_Stated goal:_ Reproduce the closing part of the entries exactly: the line with "What text is on this page?" and all lines after it, ending with the last line, and nothing else.

■ ■ ■ ■

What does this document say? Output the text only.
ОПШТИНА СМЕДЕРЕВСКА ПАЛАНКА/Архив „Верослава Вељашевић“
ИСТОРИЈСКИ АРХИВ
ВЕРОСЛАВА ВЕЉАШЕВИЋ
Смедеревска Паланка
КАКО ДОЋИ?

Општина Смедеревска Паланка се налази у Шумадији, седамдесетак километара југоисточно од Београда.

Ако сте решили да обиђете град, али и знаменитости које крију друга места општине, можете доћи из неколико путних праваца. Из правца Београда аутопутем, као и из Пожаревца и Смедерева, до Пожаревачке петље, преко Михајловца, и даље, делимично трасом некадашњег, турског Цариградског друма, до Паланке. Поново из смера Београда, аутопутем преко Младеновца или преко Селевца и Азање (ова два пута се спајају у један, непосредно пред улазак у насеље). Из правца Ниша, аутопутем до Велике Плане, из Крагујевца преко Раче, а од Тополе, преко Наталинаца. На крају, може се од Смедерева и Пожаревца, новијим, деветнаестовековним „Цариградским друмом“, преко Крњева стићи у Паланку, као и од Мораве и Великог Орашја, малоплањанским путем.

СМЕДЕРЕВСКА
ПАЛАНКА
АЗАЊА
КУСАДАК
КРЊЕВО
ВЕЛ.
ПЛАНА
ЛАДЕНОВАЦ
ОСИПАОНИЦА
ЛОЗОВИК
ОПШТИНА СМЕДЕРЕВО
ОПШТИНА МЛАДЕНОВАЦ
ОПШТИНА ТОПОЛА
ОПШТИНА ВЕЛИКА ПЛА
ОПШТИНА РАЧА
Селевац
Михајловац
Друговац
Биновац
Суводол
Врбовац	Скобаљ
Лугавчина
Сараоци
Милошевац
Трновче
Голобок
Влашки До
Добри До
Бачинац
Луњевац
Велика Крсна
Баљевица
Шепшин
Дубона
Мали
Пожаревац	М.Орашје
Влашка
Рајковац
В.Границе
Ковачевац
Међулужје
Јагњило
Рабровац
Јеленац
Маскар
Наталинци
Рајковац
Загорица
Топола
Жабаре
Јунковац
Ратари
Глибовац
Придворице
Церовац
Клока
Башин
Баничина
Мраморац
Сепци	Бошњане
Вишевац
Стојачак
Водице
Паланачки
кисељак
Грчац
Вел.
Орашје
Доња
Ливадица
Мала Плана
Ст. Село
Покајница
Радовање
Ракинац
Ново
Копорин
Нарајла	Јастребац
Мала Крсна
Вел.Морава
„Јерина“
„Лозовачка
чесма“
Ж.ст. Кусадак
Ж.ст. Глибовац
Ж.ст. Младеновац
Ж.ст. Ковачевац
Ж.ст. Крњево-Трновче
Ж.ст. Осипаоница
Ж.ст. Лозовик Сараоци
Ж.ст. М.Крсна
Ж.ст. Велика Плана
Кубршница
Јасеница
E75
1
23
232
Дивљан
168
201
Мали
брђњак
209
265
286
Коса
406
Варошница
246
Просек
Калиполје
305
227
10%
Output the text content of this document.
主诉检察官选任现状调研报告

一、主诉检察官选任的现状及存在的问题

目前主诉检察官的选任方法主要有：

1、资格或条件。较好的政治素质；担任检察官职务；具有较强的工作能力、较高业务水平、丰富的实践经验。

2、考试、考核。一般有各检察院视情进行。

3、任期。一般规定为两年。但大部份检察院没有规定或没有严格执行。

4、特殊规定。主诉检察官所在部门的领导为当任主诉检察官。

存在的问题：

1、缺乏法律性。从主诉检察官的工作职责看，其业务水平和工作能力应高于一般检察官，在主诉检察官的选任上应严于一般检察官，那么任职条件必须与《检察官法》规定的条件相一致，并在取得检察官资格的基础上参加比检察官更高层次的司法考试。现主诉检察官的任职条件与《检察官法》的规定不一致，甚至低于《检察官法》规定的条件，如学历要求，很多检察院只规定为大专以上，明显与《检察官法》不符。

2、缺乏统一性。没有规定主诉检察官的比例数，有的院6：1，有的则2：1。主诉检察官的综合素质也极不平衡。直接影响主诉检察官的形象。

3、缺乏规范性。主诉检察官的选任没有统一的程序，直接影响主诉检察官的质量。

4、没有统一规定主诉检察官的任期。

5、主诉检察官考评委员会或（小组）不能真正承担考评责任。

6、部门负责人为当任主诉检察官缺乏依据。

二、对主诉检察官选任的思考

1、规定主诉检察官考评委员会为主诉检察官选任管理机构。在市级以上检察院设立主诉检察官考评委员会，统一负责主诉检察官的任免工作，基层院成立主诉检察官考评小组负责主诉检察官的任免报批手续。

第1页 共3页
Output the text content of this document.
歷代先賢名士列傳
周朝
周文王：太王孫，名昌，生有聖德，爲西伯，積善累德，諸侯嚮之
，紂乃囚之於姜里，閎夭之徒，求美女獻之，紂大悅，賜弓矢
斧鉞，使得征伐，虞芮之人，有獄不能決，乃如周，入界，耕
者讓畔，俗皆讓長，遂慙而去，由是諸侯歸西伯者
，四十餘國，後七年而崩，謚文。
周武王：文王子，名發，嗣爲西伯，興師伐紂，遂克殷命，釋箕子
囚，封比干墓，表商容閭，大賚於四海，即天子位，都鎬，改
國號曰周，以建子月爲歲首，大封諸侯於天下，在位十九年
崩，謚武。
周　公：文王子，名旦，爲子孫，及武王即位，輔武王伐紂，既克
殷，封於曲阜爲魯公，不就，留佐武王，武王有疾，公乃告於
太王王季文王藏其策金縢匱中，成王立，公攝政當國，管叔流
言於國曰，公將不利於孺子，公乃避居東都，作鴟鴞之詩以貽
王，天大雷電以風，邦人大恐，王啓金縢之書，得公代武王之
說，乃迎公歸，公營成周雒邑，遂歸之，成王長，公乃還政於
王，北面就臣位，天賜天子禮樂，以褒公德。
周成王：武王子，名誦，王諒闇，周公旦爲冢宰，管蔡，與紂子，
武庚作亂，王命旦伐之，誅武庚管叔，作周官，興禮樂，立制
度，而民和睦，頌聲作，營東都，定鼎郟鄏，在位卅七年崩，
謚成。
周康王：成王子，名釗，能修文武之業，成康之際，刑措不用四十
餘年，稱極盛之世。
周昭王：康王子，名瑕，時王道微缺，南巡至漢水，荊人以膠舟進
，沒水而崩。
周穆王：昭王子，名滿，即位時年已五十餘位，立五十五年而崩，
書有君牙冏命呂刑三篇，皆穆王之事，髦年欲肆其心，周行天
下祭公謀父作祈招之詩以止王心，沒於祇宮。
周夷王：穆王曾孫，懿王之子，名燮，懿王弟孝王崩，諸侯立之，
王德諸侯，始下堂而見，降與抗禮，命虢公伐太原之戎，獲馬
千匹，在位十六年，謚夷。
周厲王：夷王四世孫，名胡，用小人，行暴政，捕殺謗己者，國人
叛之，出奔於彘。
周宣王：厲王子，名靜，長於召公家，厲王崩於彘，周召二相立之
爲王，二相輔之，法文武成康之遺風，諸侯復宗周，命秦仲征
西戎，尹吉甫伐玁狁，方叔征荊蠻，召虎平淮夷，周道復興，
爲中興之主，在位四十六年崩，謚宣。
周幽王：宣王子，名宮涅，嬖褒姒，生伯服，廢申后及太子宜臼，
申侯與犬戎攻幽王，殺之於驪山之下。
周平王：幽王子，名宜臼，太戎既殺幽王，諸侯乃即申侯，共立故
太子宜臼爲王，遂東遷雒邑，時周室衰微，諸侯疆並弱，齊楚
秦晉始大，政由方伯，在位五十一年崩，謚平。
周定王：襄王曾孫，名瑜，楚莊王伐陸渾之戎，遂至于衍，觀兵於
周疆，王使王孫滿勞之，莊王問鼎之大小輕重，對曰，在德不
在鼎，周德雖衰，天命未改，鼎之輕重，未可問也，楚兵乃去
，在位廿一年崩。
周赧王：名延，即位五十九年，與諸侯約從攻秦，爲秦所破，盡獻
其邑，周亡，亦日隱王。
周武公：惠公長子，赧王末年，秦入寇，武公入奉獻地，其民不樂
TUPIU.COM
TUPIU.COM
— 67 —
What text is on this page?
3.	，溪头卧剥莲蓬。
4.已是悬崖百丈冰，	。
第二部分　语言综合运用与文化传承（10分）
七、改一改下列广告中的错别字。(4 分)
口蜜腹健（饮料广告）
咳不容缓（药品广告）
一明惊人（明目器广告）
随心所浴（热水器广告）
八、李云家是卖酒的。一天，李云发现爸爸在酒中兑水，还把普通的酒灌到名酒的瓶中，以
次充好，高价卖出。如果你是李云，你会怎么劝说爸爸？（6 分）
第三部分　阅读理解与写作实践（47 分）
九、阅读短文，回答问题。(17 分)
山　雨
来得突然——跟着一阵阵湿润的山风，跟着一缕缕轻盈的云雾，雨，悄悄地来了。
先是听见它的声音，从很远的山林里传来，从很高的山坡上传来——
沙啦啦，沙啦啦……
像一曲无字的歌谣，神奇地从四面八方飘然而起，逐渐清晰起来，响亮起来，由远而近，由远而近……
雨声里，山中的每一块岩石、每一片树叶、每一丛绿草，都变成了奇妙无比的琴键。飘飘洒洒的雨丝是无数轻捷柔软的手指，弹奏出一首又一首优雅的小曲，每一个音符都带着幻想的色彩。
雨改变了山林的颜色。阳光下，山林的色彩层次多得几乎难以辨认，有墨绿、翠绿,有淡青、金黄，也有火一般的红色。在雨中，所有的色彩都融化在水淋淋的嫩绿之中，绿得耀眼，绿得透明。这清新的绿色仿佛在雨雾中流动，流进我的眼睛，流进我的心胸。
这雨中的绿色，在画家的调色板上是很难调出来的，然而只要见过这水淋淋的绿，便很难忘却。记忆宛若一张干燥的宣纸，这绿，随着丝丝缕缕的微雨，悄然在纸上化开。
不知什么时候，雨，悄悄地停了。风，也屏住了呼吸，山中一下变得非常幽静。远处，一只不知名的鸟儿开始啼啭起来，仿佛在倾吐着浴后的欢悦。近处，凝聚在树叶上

■ ■ ■ ■

_Output of the task:_
What text is on this page?
3.	，溪头卧剥莲蓬。
4.已是悬崖百丈冰，	。
第二部分　语言综合运用与文化传承（10分）
七、改一改下列广告中的错别字。(4 分)
口蜜腹健（饮料广告）
咳不容缓（药品广告）
一明惊人（明目器广告）
随心所浴（热水器广告）
八、李云家是卖酒的。一天，李云发现爸爸在酒中兑水，还把普通的酒灌到名酒的瓶中，以
次充好，高价卖出。如果你是李云，你会怎么劝说爸爸？（6 分）
第三部分　阅读理解与写作实践（47 分）
九、阅读短文，回答问题。(17 分)
山　雨
来得突然——跟着一阵阵湿润的山风，跟着一缕缕轻盈的云雾，雨，悄悄地来了。
先是听见它的声音，从很远的山林里传来，从很高的山坡上传来——
沙啦啦，沙啦啦……
像一曲无字的歌谣，神奇地从四面八方飘然而起，逐渐清晰起来，响亮起来，由远而近，由远而近……
雨声里，山中的每一块岩石、每一片树叶、每一丛绿草，都变成了奇妙无比的琴键。飘飘洒洒的雨丝是无数轻捷柔软的手指，弹奏出一首又一首优雅的小曲，每一个音符都带着幻想的色彩。
雨改变了山林的颜色。阳光下，山林的色彩层次多得几乎难以辨认，有墨绿、翠绿,有淡青、金黄，也有火一般的红色。在雨中，所有的色彩都融化在水淋淋的嫩绿之中，绿得耀眼，绿得透明。这清新的绿色仿佛在雨雾中流动，流进我的眼睛，流进我的心胸。
这雨中的绿色，在画家的调色板上是很难调出来的，然而只要见过这水淋淋的绿，便很难忘却。记忆宛若一张干燥的宣纸，这绿，随着丝丝缕缕的微雨，悄然在纸上化开。
不知什么时候，雨，悄悄地停了。风，也屏住了呼吸，山中一下变得非常幽静。远处，一只不知名的鸟儿开始啼啭起来，仿佛在倾吐着浴后的欢悦。近处，凝聚在树叶上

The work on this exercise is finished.